WHAT NEEDS TO BE DONE :: Set the following entries down again exactly, line by line.

RECORD EXCERPTS ::
* start *

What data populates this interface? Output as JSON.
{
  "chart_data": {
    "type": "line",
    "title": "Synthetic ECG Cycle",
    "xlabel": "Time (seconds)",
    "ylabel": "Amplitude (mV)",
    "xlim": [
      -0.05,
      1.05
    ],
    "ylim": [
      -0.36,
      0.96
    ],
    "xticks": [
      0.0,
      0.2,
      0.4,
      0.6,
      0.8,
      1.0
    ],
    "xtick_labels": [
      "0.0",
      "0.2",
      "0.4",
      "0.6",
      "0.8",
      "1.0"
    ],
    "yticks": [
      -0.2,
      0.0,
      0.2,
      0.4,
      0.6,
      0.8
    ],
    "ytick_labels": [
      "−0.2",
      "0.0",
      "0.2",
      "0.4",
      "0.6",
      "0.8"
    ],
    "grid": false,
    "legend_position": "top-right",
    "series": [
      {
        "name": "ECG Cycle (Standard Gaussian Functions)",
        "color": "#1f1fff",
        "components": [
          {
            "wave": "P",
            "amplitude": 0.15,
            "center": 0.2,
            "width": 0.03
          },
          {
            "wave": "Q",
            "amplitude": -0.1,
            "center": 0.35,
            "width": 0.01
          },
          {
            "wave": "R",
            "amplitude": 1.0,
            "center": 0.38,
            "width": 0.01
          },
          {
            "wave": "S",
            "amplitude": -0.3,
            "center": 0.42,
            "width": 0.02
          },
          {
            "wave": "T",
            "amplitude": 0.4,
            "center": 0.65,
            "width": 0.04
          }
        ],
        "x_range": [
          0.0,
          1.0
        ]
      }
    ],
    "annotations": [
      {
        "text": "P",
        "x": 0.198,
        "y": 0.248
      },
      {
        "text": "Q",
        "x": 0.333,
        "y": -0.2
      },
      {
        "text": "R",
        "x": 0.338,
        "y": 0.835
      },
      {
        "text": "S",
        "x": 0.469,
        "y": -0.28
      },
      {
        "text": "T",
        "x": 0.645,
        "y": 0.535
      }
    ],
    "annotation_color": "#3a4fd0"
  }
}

* end *

RESPONSE ::
What data populates this interface? Output as JSON.
{
  "chart_data": {
    "type": "line",
    "title": "Synthetic ECG Cycle",
    "xlabel": "Time (seconds)",
    "ylabel": "Amplitude (mV)",
    "xlim": [
      -0.05,
      1.05
    ],
    "ylim": [
      -0.36,
      0.96
    ],
    "xticks": [
      0.0,
      0.2,
      0.4,
      0.6,
      0.8,
      1.0
    ],
    "xtick_labels": [
      "0.0",
      "0.2",
      "0.4",
      "0.6",
      "0.8",
      "1.0"
    ],
    "yticks": [
      -0.2,
      0.0,
      0.2,
      0.4,
      0.6,
      0.8
    ],
    "ytick_labels": [
      "−0.2",
      "0.0",
      "0.2",
      "0.4",
      "0.6",
      "0.8"
    ],
    "grid": false,
    "legend_position": "top-right",
    "series": [
      {
        "name": "ECG Cycle (Standard Gaussian Functions)",
        "color": "#1f1fff",
        "components": [
          {
            "wave": "P",
            "amplitude": 0.15,
            "center": 0.2,
            "width": 0.03
          },
          {
            "wave": "Q",
            "amplitude": -0.1,
            "center": 0.35,
            "width": 0.01
          },
          {
            "wave": "R",
            "amplitude": 1.0,
            "center": 0.38,
            "width": 0.01
          },
          {
            "wave": "S",
            "amplitude": -0.3,
            "center": 0.42,
            "width": 0.02
          },
          {
            "wave": "T",
            "amplitude": 0.4,
            "center": 0.65,
            "width": 0.04
          }
        ],
        "x_range": [
          0.0,
          1.0
        ]
      }
    ],
    "annotations": [
      {
        "text": "P",
        "x": 0.198,
        "y": 0.248
      },
      {
        "text": "Q",
        "x": 0.333,
        "y": -0.2
      },
      {
        "text": "R",
        "x": 0.338,
        "y": 0.835
      },
      {
        "text": "S",
        "x": 0.469,
        "y": -0.28
      },
      {
        "text": "T",
        "x": 0.645,
        "y": 0.535
      }
    ],
    "annotation_color": "#3a4fd0"
  }
}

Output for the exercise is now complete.